> **What to work on**: Copy whichever lines contain the string "Japan".

Dataset items:
*-*-*
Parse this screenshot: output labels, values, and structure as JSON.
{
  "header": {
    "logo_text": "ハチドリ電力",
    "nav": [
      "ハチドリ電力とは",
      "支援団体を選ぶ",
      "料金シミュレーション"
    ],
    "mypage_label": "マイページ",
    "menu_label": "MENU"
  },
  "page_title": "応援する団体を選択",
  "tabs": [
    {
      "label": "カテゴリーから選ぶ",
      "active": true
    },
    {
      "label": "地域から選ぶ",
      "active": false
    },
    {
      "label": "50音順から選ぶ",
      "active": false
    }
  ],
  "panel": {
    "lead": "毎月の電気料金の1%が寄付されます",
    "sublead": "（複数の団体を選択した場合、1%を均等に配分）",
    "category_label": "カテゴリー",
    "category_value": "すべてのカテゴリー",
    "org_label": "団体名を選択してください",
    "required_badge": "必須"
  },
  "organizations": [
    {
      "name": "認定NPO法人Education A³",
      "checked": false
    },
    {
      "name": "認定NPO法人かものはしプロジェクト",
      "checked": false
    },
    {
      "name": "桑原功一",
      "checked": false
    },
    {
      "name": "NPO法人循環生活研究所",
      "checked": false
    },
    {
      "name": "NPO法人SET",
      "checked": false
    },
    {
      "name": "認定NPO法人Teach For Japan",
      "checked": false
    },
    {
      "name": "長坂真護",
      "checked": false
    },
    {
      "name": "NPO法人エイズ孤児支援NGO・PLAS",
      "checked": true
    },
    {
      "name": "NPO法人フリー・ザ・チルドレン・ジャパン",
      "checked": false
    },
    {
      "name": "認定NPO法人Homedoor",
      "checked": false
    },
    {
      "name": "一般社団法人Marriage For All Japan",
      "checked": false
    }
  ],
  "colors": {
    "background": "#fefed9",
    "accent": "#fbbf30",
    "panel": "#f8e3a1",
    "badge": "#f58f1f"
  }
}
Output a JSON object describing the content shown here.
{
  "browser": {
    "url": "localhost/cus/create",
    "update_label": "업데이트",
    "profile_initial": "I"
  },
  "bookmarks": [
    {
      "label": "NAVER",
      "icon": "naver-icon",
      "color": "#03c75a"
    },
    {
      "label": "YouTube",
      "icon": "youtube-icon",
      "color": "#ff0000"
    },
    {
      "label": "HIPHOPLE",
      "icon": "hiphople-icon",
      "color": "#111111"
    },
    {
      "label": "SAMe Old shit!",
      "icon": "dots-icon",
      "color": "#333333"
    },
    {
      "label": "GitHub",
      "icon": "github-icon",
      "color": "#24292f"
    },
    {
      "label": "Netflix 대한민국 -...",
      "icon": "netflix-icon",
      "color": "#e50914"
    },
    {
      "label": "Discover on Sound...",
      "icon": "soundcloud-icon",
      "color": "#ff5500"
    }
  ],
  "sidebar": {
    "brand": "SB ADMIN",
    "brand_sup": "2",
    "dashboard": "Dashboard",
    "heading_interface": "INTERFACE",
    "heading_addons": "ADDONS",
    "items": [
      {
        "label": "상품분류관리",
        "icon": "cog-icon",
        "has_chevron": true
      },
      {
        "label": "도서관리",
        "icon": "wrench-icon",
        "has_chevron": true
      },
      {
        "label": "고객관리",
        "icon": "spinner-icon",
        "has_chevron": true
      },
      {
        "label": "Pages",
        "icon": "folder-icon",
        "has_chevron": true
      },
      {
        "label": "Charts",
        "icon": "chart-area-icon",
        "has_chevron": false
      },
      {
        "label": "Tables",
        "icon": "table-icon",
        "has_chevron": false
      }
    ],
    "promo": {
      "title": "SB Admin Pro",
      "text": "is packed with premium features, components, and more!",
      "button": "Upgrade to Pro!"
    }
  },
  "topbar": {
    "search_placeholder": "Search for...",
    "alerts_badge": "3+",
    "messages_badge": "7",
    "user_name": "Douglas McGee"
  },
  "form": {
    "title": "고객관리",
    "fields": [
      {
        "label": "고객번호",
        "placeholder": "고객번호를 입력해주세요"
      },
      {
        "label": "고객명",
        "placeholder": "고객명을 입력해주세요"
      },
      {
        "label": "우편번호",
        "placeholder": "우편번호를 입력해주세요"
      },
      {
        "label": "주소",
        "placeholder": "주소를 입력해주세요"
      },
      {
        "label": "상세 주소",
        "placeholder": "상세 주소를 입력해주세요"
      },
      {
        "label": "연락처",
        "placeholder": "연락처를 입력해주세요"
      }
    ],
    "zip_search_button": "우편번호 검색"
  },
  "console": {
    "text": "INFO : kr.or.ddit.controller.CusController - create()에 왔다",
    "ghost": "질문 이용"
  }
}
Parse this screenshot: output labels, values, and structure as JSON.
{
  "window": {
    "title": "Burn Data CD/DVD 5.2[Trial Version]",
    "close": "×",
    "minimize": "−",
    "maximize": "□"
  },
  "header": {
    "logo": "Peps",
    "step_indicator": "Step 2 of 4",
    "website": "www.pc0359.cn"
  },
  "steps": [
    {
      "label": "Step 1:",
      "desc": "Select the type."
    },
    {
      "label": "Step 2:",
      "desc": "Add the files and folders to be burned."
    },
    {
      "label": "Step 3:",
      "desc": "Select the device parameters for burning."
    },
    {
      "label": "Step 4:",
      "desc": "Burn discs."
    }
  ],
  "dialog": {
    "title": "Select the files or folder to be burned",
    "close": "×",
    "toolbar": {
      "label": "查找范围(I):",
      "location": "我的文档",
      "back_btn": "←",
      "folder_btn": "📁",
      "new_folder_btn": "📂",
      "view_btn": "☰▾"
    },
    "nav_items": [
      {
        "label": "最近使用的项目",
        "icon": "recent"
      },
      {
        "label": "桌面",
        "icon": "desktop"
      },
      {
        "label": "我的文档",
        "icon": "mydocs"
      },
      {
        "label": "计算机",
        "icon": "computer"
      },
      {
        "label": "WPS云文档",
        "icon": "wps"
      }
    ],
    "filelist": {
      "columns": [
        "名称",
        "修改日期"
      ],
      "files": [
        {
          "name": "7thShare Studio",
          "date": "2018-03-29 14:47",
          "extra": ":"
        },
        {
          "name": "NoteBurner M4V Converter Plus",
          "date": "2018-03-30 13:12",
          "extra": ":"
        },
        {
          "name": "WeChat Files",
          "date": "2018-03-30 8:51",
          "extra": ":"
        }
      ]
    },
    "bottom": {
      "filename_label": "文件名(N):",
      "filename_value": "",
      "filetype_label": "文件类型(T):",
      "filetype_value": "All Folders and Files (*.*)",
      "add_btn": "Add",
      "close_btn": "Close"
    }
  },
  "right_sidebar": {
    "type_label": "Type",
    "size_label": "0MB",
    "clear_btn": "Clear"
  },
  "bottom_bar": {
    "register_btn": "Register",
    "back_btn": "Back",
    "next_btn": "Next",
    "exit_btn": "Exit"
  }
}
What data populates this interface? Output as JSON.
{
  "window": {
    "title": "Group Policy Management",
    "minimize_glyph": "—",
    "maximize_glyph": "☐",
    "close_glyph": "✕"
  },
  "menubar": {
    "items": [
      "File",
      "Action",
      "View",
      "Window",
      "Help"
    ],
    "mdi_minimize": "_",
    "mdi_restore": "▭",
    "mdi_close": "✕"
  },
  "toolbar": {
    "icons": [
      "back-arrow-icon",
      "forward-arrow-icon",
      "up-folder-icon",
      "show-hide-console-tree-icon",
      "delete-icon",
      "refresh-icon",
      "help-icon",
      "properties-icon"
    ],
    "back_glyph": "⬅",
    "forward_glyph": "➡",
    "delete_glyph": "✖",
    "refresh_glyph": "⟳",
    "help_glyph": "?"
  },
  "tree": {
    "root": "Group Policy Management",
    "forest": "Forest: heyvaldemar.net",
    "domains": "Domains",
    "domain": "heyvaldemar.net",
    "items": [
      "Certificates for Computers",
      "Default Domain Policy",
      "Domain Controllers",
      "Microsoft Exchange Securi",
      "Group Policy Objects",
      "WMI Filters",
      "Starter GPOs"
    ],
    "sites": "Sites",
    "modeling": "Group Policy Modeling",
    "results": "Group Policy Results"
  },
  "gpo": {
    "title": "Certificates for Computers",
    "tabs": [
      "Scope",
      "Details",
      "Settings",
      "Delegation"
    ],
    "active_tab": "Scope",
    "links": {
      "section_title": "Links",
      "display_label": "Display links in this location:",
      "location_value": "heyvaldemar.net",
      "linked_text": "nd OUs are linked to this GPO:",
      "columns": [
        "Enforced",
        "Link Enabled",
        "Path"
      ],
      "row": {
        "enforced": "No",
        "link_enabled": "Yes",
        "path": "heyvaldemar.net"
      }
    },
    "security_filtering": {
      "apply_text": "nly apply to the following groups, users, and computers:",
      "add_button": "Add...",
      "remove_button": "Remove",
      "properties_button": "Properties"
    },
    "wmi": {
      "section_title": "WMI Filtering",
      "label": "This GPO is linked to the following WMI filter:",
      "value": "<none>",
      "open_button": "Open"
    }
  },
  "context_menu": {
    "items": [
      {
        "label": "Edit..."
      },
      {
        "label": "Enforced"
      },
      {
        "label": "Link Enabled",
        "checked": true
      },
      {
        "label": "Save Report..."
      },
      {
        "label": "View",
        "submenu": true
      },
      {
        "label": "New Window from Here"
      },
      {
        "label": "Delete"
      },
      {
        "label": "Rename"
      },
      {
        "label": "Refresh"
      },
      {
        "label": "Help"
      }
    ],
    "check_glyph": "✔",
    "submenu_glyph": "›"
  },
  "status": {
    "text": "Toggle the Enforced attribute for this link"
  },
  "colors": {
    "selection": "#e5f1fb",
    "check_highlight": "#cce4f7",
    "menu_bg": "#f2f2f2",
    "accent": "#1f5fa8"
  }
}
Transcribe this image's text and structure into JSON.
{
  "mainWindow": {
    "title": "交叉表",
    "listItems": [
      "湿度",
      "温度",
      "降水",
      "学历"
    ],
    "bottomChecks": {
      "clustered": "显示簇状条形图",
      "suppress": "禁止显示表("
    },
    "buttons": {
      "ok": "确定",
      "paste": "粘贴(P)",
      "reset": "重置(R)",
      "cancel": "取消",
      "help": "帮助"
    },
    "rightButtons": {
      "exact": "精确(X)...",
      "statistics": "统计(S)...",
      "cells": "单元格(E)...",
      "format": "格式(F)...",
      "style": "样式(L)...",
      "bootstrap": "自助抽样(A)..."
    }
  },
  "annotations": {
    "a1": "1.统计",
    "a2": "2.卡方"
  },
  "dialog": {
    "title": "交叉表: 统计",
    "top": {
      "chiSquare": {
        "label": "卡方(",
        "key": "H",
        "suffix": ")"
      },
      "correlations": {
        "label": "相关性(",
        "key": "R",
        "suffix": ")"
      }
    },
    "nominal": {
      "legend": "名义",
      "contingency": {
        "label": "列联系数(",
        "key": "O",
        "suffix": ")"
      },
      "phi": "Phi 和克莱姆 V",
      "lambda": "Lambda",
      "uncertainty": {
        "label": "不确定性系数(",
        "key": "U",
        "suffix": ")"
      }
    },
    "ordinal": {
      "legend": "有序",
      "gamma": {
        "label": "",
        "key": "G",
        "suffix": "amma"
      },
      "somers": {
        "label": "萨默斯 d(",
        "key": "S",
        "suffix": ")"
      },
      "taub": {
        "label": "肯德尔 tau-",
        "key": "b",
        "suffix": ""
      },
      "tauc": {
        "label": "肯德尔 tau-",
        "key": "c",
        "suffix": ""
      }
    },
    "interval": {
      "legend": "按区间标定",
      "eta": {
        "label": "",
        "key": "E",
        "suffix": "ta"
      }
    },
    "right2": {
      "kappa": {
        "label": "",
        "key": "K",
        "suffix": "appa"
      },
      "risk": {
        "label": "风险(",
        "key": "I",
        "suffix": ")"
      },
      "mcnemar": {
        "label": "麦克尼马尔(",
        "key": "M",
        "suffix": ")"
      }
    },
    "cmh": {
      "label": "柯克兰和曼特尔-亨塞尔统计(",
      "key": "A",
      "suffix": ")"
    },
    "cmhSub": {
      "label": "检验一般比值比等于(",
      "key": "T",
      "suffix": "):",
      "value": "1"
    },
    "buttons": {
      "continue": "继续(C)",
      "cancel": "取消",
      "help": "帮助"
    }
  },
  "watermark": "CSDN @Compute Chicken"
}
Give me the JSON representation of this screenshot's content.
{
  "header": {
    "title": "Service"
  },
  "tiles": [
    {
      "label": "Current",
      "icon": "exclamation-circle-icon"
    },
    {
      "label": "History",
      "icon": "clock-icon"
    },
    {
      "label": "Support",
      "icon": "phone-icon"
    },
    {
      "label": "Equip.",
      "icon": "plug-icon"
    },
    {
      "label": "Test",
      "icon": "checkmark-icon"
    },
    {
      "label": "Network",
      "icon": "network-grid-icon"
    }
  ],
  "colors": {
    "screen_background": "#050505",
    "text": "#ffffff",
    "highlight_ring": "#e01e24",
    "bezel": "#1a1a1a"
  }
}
*-*-*
> **The reply**:
      "name": "認定NPO法人Teach For Japan",
      "name": "一般社団法人Marriage For All Japan",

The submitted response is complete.